주석이 달린 영역 목록:
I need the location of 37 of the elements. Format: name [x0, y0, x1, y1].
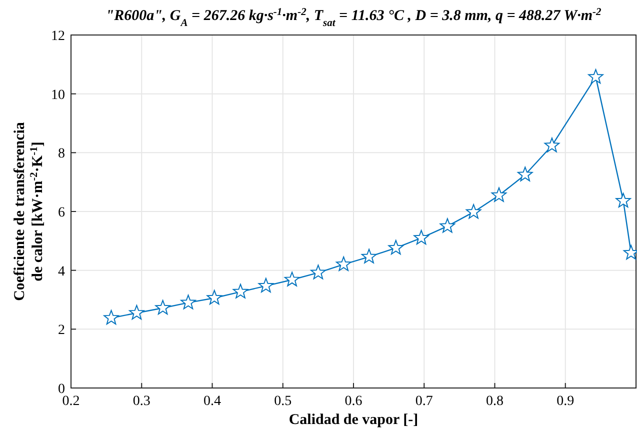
point	[129, 304, 144, 320]
point	[588, 69, 604, 84]
chart-title: "R600a", G$_{A}$ = 267.26 kg·s$^{-1}$·m$^{-2}$, T$_{sat}$ = 11.63 °C , D = 3.8 mm, q = 488.27 W·m$^{-2}$	[106, 6, 602, 28]
point	[232, 284, 248, 298]
y-tick-label: 4	[58, 264, 65, 280]
x-axis-title: Calidad de vapor [-]	[288, 412, 418, 428]
x-tick-label: 0.2	[62, 394, 80, 409]
y-tick-label: 10	[51, 88, 65, 103]
point	[336, 256, 352, 272]
point	[517, 166, 533, 182]
point	[616, 192, 631, 208]
point	[440, 218, 456, 233]
x-tick-label: 0.8	[486, 394, 504, 409]
y-tick-label: 12	[51, 29, 65, 44]
x-tick-label: 0.9	[556, 394, 574, 409]
point	[284, 272, 300, 286]
point	[544, 138, 560, 152]
point	[491, 187, 507, 202]
y-tick-label: 6	[58, 206, 65, 220]
point	[310, 264, 326, 280]
y-tick-label: 8	[58, 146, 65, 162]
x-tick-label: 0.6	[344, 394, 362, 409]
y-tick-label: 0	[58, 382, 65, 397]
x-tick-label: 0.4	[204, 394, 221, 409]
point	[206, 290, 222, 305]
point	[155, 300, 170, 315]
point	[180, 294, 196, 310]
x-tick-label: 0.5	[274, 394, 292, 409]
x-tick-label: 0.3	[132, 394, 150, 409]
point	[388, 240, 404, 255]
x-tick-label: 0.7	[415, 394, 433, 409]
point	[466, 204, 482, 219]
point	[414, 230, 429, 245]
point	[104, 310, 119, 325]
point	[258, 278, 274, 292]
point	[361, 248, 377, 264]
y-tick-label: 2	[58, 323, 65, 338]
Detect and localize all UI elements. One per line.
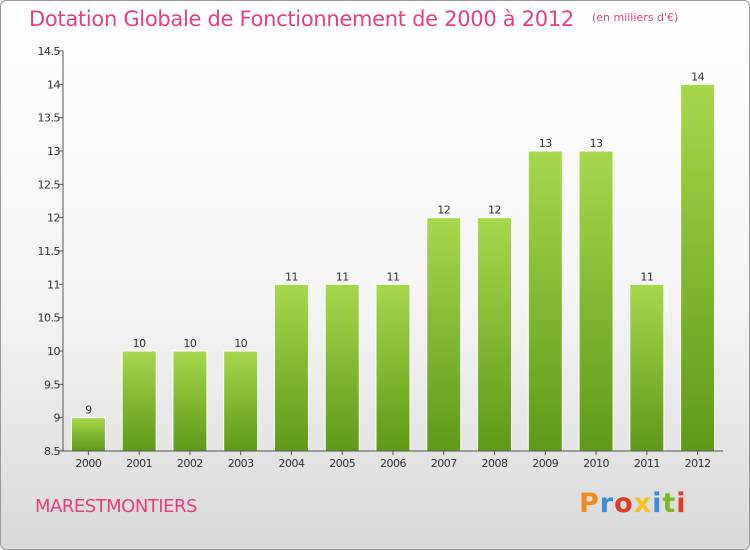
y-tick-label: 9 <box>54 412 61 425</box>
y-axis: 8.5 9 9.5 10 10.5 11 11.5 12 12.5 13 13.5 14 14.5 <box>38 45 64 458</box>
bar-2004 <box>273 283 309 452</box>
x-tick-label: 2003 <box>228 457 254 470</box>
x-tick-label: 2009 <box>532 457 558 470</box>
bar-value-label: 13 <box>590 137 603 150</box>
bar-value-label: 12 <box>437 204 450 217</box>
bar-value-label: 10 <box>183 337 196 350</box>
commune-name: MARESTMONTIERS <box>35 496 197 517</box>
bar-2002 <box>172 350 208 452</box>
bar-2011 <box>629 283 665 452</box>
logo-letter: x <box>633 488 653 519</box>
x-tick-label: 2002 <box>177 457 203 470</box>
y-tick-label: 11 <box>47 278 60 291</box>
logo-letter: i <box>652 488 663 519</box>
bar-value-label: 11 <box>640 270 653 283</box>
logo-letter: t <box>662 488 677 519</box>
bar-value-label: 12 <box>488 204 501 217</box>
y-tick-label: 10.5 <box>38 312 61 325</box>
x-tick-label: 2008 <box>482 457 508 470</box>
bar-value-label: 14 <box>691 70 704 83</box>
logo-letter: o <box>614 488 634 519</box>
x-tick-label: 2007 <box>431 457 457 470</box>
bar-2010 <box>578 150 614 452</box>
logo-letter: i <box>676 488 687 519</box>
x-tick-label: 2005 <box>329 457 355 470</box>
bar-2005 <box>324 283 360 452</box>
x-tick-label: 2011 <box>634 457 660 470</box>
bar-value-label: 11 <box>336 270 349 283</box>
logo-letter: P <box>579 488 600 519</box>
bar-2003 <box>223 350 259 452</box>
y-tick-label: 14 <box>47 78 60 91</box>
y-tick-label: 9.5 <box>44 378 60 391</box>
bar-value-label: 11 <box>285 270 298 283</box>
y-tick-label: 12.5 <box>38 178 61 191</box>
x-tick-label: 2000 <box>75 457 101 470</box>
bar-2000 <box>70 417 106 452</box>
x-tick-label: 2004 <box>278 457 304 470</box>
x-tick-label: 2010 <box>583 457 609 470</box>
bars: 9 10 10 10 11 11 11 12 12 13 13 11 14 <box>70 70 716 452</box>
bar-value-label: 11 <box>387 270 400 283</box>
x-tick-label: 2012 <box>685 457 711 470</box>
chart-title: Dotation Globale de Fonctionnement de 20… <box>29 7 678 31</box>
x-tick-label: 2006 <box>380 457 406 470</box>
y-tick-label: 12 <box>47 212 60 225</box>
bar-2008 <box>477 217 513 452</box>
bar-2006 <box>375 283 411 452</box>
chart-unit: (en milliers d'€) <box>591 11 679 24</box>
bar-2007 <box>426 217 462 452</box>
y-tick-label: 14.5 <box>38 45 61 58</box>
bar-2001 <box>121 350 157 452</box>
x-tick-label: 2001 <box>126 457 152 470</box>
y-tick-label: 11.5 <box>38 245 61 258</box>
bar-value-label: 10 <box>133 337 146 350</box>
y-tick-label: 10 <box>47 345 60 358</box>
bar-value-label: 10 <box>234 337 247 350</box>
x-axis: 2000 2001 2002 2003 2004 2005 2006 2007 2008 2009… <box>63 450 723 470</box>
bar-2009 <box>527 150 563 452</box>
bar-value-label: 13 <box>539 137 552 150</box>
proxiti-logo: Proxiti <box>579 488 687 519</box>
y-tick-label: 13 <box>47 145 60 158</box>
bar-2012 <box>680 83 716 452</box>
y-tick-label: 13.5 <box>38 112 61 125</box>
chart-title-text: Dotation Globale de Fonctionnement de 20… <box>29 7 574 31</box>
bar-value-label: 9 <box>85 404 92 417</box>
y-tick-label: 8.5 <box>44 445 60 458</box>
logo-letter: r <box>599 488 615 519</box>
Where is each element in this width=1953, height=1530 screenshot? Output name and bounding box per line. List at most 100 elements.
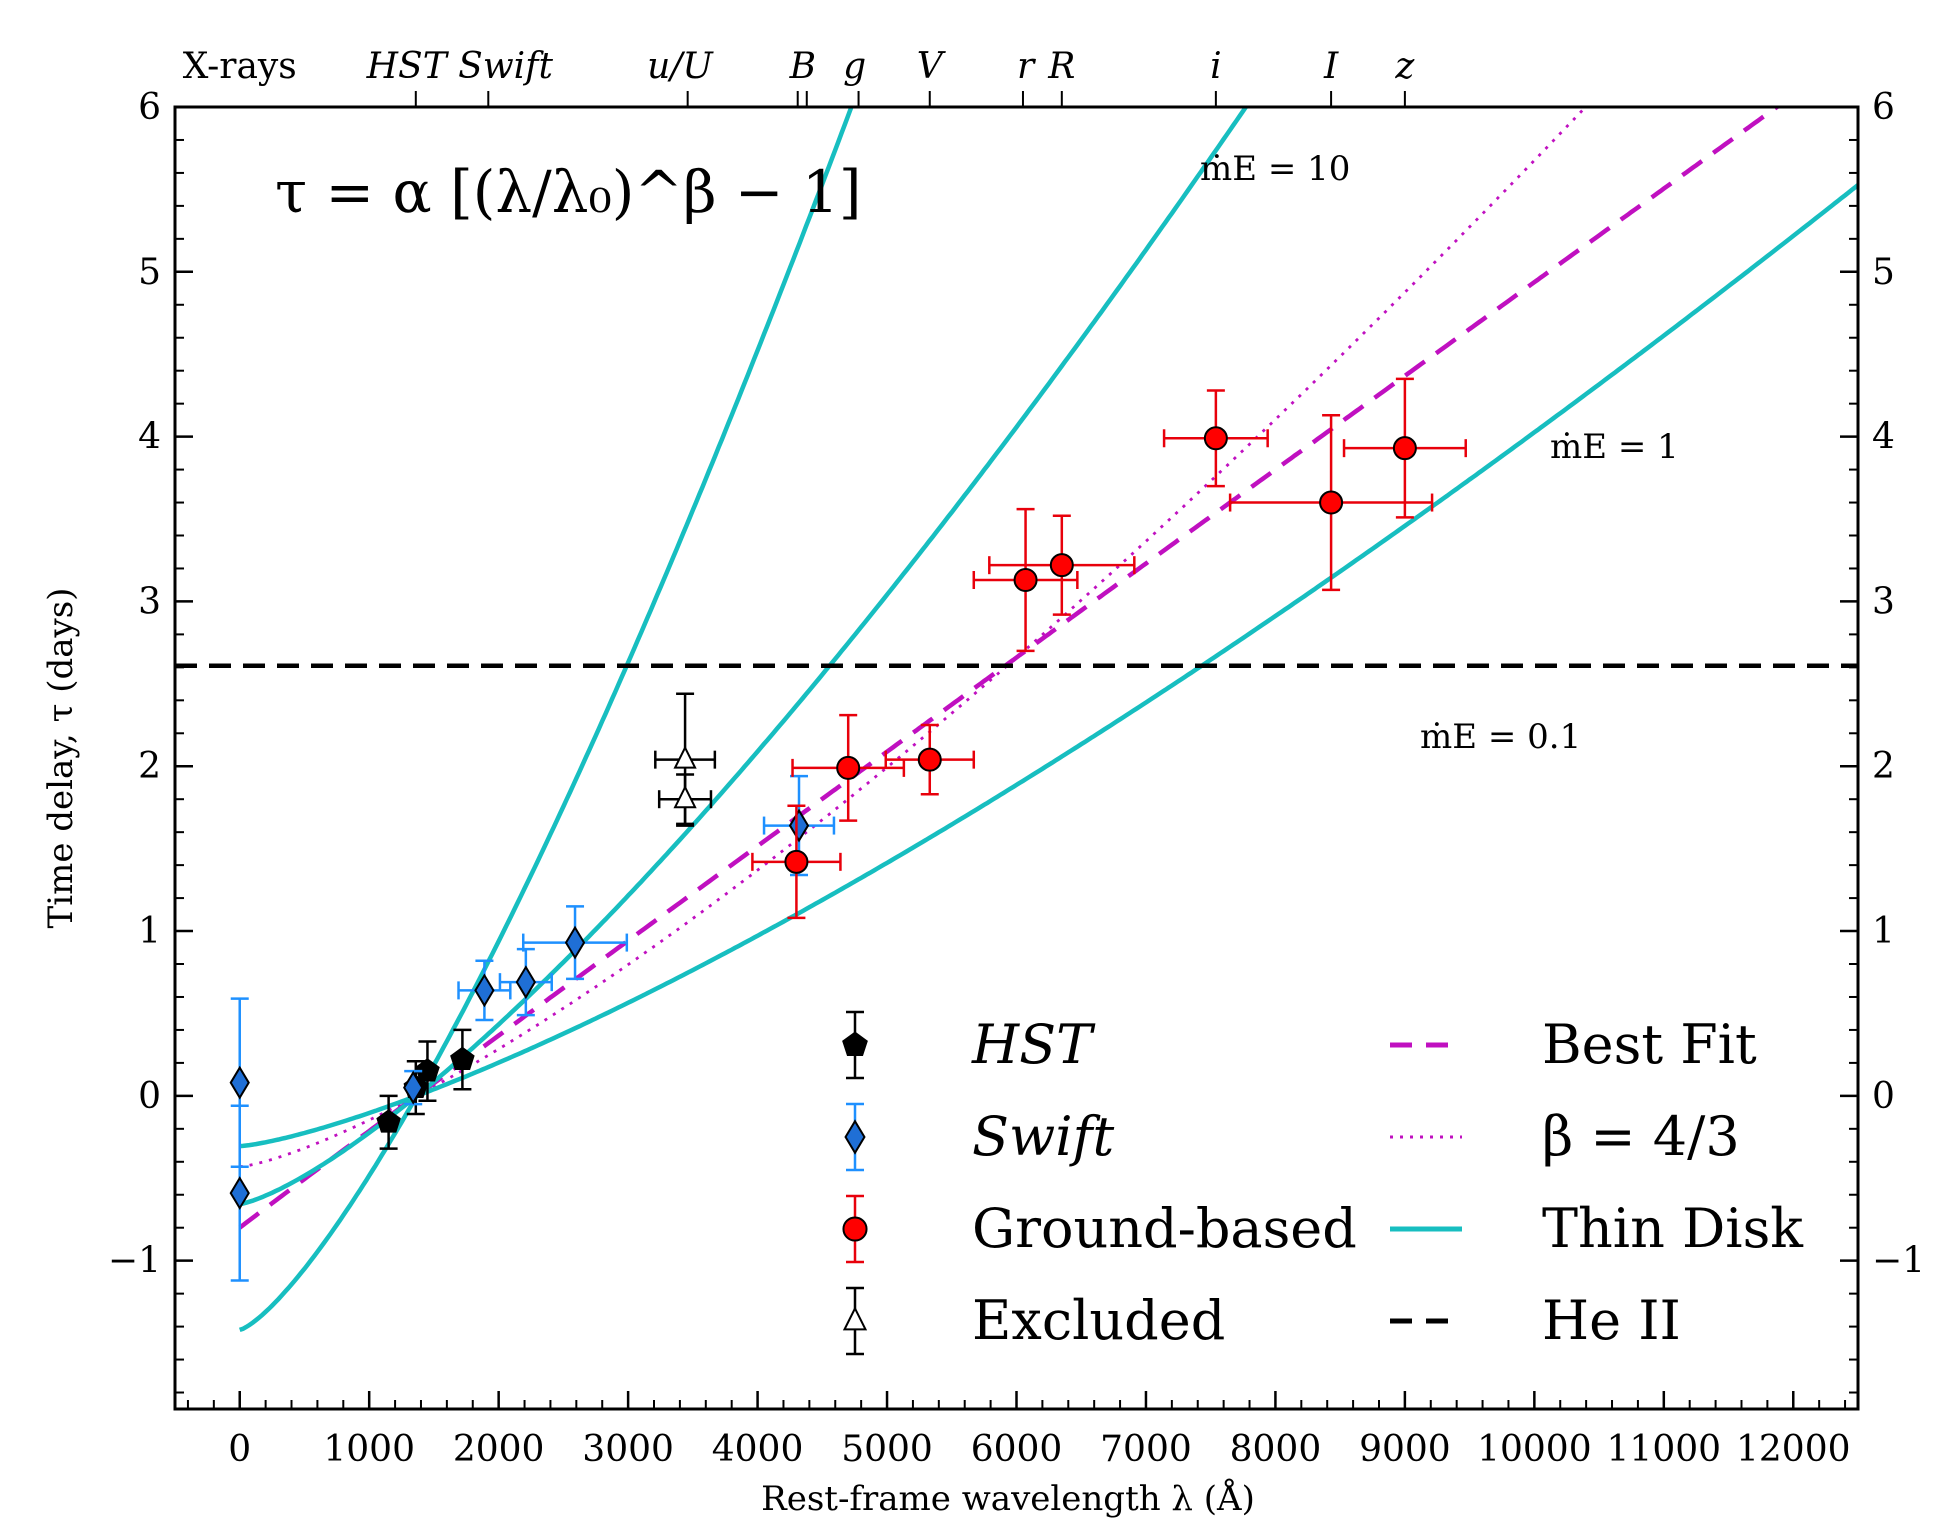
legend-label: Swift: [972, 1105, 1114, 1168]
series-hst: [376, 1028, 475, 1150]
data-point: [1203, 426, 1228, 451]
y-tick-label-left: 0: [138, 1076, 161, 1117]
top-band-label: z: [1394, 46, 1415, 87]
data-point: [673, 745, 697, 769]
legend-label: β = 4/3: [1542, 1105, 1740, 1168]
data-point: [784, 849, 809, 874]
y-tick-label-left: 4: [138, 417, 161, 458]
data-point: [474, 973, 495, 1008]
axis-layer: 0 1000 2000 3000 4000 5000 6000 7000 8000 9000 100…: [108, 87, 1925, 1470]
x-tick-label: 7000: [1100, 1429, 1192, 1470]
legend-item-he-ii: He II: [1390, 1289, 1681, 1352]
data-point: [836, 755, 861, 780]
legend-item-hst: HST: [842, 1010, 1096, 1080]
legend-label: Ground-based: [972, 1197, 1357, 1260]
x-tick-label: 5000: [841, 1429, 933, 1470]
y-tick-label-right: 6: [1872, 87, 1895, 128]
legend-label: Best Fit: [1542, 1013, 1757, 1076]
data-point: [229, 1065, 250, 1100]
legend-label: Thin Disk: [1542, 1197, 1804, 1260]
data-point: [564, 925, 586, 960]
top-band-label: u/U: [647, 46, 714, 87]
model-label: ṁE = 1: [1550, 427, 1679, 467]
top-band-label: I: [1323, 46, 1339, 87]
data-point: [673, 784, 697, 809]
top-band-label: B: [789, 46, 816, 87]
top-band-label: X-rays: [183, 46, 297, 87]
legend-marker: [844, 1119, 866, 1155]
data-point: [917, 747, 942, 772]
legend-item-best-fit: Best Fit: [1390, 1013, 1757, 1076]
legend-marker: [842, 1031, 868, 1056]
y-tick-label-right: 0: [1872, 1076, 1895, 1117]
y-tick-label-left: 6: [138, 87, 161, 128]
x-tick-label: 0: [228, 1429, 251, 1470]
top-band-label: g: [843, 46, 866, 87]
x-tick-label: 12000: [1736, 1429, 1851, 1470]
series-excluded: [654, 692, 717, 827]
data-point: [376, 1109, 401, 1133]
y-tick-label-right: −1: [1872, 1241, 1925, 1282]
data-point: [1013, 568, 1038, 593]
top-band-label: i: [1210, 46, 1222, 87]
x-tick-label: 4000: [712, 1429, 804, 1470]
legend-marker: [842, 1306, 868, 1331]
thin-disk-curve: [239, 107, 1249, 1207]
data-point: [515, 965, 537, 1000]
top-band-label: V: [917, 46, 947, 87]
data-point: [415, 1058, 440, 1082]
legend-item-excluded: Excluded: [842, 1286, 1225, 1356]
y-tick-label-left: 2: [138, 746, 161, 787]
data-point: [1392, 436, 1417, 461]
legend-label: HST: [971, 1013, 1096, 1076]
legend-item-ground-based: Ground-based: [842, 1194, 1357, 1264]
legend-item-swift: Swift: [844, 1102, 1114, 1172]
data-point: [403, 1070, 424, 1105]
x-axis-title: Rest-frame wavelength λ (Å): [761, 1478, 1255, 1519]
x-tick-label: 10000: [1477, 1429, 1592, 1470]
data-point: [1319, 490, 1344, 515]
series-swift: [229, 774, 836, 1282]
model-label: ṁE = 10: [1200, 149, 1350, 189]
best-fit-curve: [238, 107, 1781, 1230]
legend-item--4-3: β = 4/3: [1390, 1105, 1740, 1168]
y-tick-label-right: 5: [1872, 252, 1895, 293]
data-point: [229, 1176, 250, 1211]
x-tick-label: 2000: [453, 1429, 545, 1470]
data-point: [788, 808, 810, 843]
thin-disk-curve: [238, 107, 854, 1333]
x-tick-label: 9000: [1359, 1429, 1451, 1470]
legend-label: He II: [1542, 1289, 1681, 1352]
y-axis-title: Time delay, τ (days): [41, 588, 81, 929]
series-ground-based: [751, 377, 1467, 920]
x-tick-label: 6000: [971, 1429, 1063, 1470]
data-layer: [229, 377, 1467, 1282]
data-point: [1049, 553, 1074, 578]
legend-marker: [842, 1216, 868, 1242]
top-band-label: r: [1017, 46, 1036, 87]
data-point: [450, 1046, 475, 1071]
x-tick-label: 11000: [1607, 1429, 1722, 1470]
y-tick-label-right: 2: [1872, 746, 1895, 787]
y-tick-label-right: 4: [1872, 417, 1895, 458]
y-tick-label-right: 3: [1872, 581, 1895, 622]
thin-disk-curve: [239, 183, 1858, 1149]
x-tick-label: 1000: [323, 1429, 415, 1470]
x-tick-label: 8000: [1230, 1429, 1322, 1470]
top-band-label: HST Swift: [366, 46, 554, 87]
y-tick-label-left: 5: [138, 252, 161, 293]
y-tick-label-right: 1: [1872, 911, 1895, 952]
formula: τ = α [(λ/λ₀)^β − 1]: [275, 158, 862, 226]
model-label: ṁE = 0.1: [1420, 717, 1581, 757]
x-tick-label: 3000: [582, 1429, 674, 1470]
legend-item-thin-disk: Thin Disk: [1390, 1197, 1804, 1260]
y-tick-label-left: 1: [138, 911, 161, 952]
y-tick-label-left: −1: [108, 1241, 161, 1282]
legend-label: Excluded: [972, 1289, 1225, 1352]
top-band-label: R: [1047, 46, 1075, 87]
y-tick-label-left: 3: [138, 581, 161, 622]
legend: HST Swift Ground-based Excluded Best Fit β = …: [842, 1010, 1804, 1356]
model-layer: [175, 107, 1858, 1333]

▸ **수행할 작업**:
자료에서 문자열 "axis"가 들어 있는 줄을 모두 찾아 한 줄도 빠짐없이 옮겨 적으세요. 대소문자를 구분해야 합니다.

▸ **문제 풀이**:
x-axis-title: Calidad de vapor [-]	[288, 412, 418, 428]
y-axis: 8.5 9 9.5 10 10.5 11 11.5 12 12.5 13 13.5 14 14.5 <box>38 45 64 458</box>
x-axis: 2000 2001 2002 2003 2004 2005 2006 2007 2008 2009… <box>63 450 723 470</box>
axis-layer: 0 1000 2000 3000 4000 5000 6000 7000 8000 9000 100…: [108, 87, 1925, 1470]
x-axis-title: Rest-frame wavelength λ (Å): [761, 1478, 1255, 1519]
y-axis-title: Time delay, τ (days): [41, 588, 81, 929]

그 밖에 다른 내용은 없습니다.